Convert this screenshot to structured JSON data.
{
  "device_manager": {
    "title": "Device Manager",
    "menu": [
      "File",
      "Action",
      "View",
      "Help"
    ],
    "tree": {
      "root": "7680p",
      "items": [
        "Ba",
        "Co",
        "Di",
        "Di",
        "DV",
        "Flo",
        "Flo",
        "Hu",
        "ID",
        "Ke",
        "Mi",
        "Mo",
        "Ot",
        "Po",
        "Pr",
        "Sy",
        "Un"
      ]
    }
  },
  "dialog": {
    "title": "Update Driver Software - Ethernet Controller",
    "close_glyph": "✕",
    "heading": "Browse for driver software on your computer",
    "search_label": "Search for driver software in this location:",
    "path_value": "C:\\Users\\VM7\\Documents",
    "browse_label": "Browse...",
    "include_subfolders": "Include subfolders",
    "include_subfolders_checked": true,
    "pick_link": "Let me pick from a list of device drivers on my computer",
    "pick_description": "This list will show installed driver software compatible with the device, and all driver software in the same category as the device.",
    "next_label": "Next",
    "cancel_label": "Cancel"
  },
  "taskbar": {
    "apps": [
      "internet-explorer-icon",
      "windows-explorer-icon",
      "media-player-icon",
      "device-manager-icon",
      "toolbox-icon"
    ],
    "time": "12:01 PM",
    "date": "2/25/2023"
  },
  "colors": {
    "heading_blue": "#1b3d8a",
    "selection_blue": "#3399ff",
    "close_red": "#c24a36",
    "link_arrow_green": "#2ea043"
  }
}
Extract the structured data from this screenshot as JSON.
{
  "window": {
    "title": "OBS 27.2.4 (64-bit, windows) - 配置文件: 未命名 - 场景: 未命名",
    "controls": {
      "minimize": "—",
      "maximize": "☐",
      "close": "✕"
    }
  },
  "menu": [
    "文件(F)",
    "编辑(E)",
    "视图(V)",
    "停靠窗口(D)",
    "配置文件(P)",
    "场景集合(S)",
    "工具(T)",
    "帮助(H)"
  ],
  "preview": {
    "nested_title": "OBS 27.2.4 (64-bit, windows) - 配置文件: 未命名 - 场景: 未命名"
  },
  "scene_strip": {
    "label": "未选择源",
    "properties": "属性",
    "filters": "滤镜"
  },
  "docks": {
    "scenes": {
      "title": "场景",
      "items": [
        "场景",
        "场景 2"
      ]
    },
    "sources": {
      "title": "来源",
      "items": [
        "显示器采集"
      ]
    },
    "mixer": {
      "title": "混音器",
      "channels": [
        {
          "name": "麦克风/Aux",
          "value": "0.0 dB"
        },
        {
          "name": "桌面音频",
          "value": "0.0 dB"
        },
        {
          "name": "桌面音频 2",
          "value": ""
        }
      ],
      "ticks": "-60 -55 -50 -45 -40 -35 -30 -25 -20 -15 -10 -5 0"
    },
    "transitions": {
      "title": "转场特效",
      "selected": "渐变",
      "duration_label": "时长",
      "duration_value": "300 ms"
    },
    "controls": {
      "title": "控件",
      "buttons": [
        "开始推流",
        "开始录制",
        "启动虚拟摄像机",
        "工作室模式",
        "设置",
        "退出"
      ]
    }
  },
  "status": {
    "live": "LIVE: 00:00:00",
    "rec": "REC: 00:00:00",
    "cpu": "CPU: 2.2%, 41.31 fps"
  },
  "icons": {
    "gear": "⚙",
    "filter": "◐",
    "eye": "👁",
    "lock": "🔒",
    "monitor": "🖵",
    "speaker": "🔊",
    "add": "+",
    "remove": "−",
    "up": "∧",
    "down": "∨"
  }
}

==================================================

Directions for this task - Print every line of the records exactly. Omit nothing.

Full response -
Convert this screenshot to structured JSON data.
{
  "device_manager": {
    "title": "Device Manager",
    "menu": [
      "File",
      "Action",
      "View",
      "Help"
    ],
    "tree": {
      "root": "7680p",
      "items": [
        "Ba",
        "Co",
        "Di",
        "Di",
        "DV",
        "Flo",
        "Flo",
        "Hu",
        "ID",
        "Ke",
        "Mi",
        "Mo",
        "Ot",
        "Po",
        "Pr",
        "Sy",
        "Un"
      ]
    }
  },
  "dialog": {
    "title": "Update Driver Software - Ethernet Controller",
    "close_glyph": "✕",
    "heading": "Browse for driver software on your computer",
    "search_label": "Search for driver software in this location:",
    "path_value": "C:\\Users\\VM7\\Documents",
    "browse_label": "Browse...",
    "include_subfolders": "Include subfolders",
    "include_subfolders_checked": true,
    "pick_link": "Let me pick from a list of device drivers on my computer",
    "pick_description": "This list will show installed driver software compatible with the device, and all driver software in the same category as the device.",
    "next_label": "Next",
    "cancel_label": "Cancel"
  },
  "taskbar": {
    "apps": [
      "internet-explorer-icon",
      "windows-explorer-icon",
      "media-player-icon",
      "device-manager-icon",
      "toolbox-icon"
    ],
    "time": "12:01 PM",
    "date": "2/25/2023"
  },
  "colors": {
    "heading_blue": "#1b3d8a",
    "selection_blue": "#3399ff",
    "close_red": "#c24a36",
    "link_arrow_green": "#2ea043"
  }
}
Extract the structured data from this screenshot as JSON.
{
  "window": {
    "title": "OBS 27.2.4 (64-bit, windows) - 配置文件: 未命名 - 场景: 未命名",
    "controls": {
      "minimize": "—",
      "maximize": "☐",
      "close": "✕"
    }
  },
  "menu": [
    "文件(F)",
    "编辑(E)",
    "视图(V)",
    "停靠窗口(D)",
    "配置文件(P)",
    "场景集合(S)",
    "工具(T)",
    "帮助(H)"
  ],
  "preview": {
    "nested_title": "OBS 27.2.4 (64-bit, windows) - 配置文件: 未命名 - 场景: 未命名"
  },
  "scene_strip": {
    "label": "未选择源",
    "properties": "属性",
    "filters": "滤镜"
  },
  "docks": {
    "scenes": {
      "title": "场景",
      "items": [
        "场景",
        "场景 2"
      ]
    },
    "sources": {
      "title": "来源",
      "items": [
        "显示器采集"
      ]
    },
    "mixer": {
      "title": "混音器",
      "channels": [
        {
          "name": "麦克风/Aux",
          "value": "0.0 dB"
        },
        {
          "name": "桌面音频",
          "value": "0.0 dB"
        },
        {
          "name": "桌面音频 2",
          "value": ""
        }
      ],
      "ticks": "-60 -55 -50 -45 -40 -35 -30 -25 -20 -15 -10 -5 0"
    },
    "transitions": {
      "title": "转场特效",
      "selected": "渐变",
      "duration_label": "时长",
      "duration_value": "300 ms"
    },
    "controls": {
      "title": "控件",
      "buttons": [
        "开始推流",
        "开始录制",
        "启动虚拟摄像机",
        "工作室模式",
        "设置",
        "退出"
      ]
    }
  },
  "status": {
    "live": "LIVE: 00:00:00",
    "rec": "REC: 00:00:00",
    "cpu": "CPU: 2.2%, 41.31 fps"
  },
  "icons": {
    "gear": "⚙",
    "filter": "◐",
    "eye": "👁",
    "lock": "🔒",
    "monitor": "🖵",
    "speaker": "🔊",
    "add": "+",
    "remove": "−",
    "up": "∧",
    "down": "∨"
  }
}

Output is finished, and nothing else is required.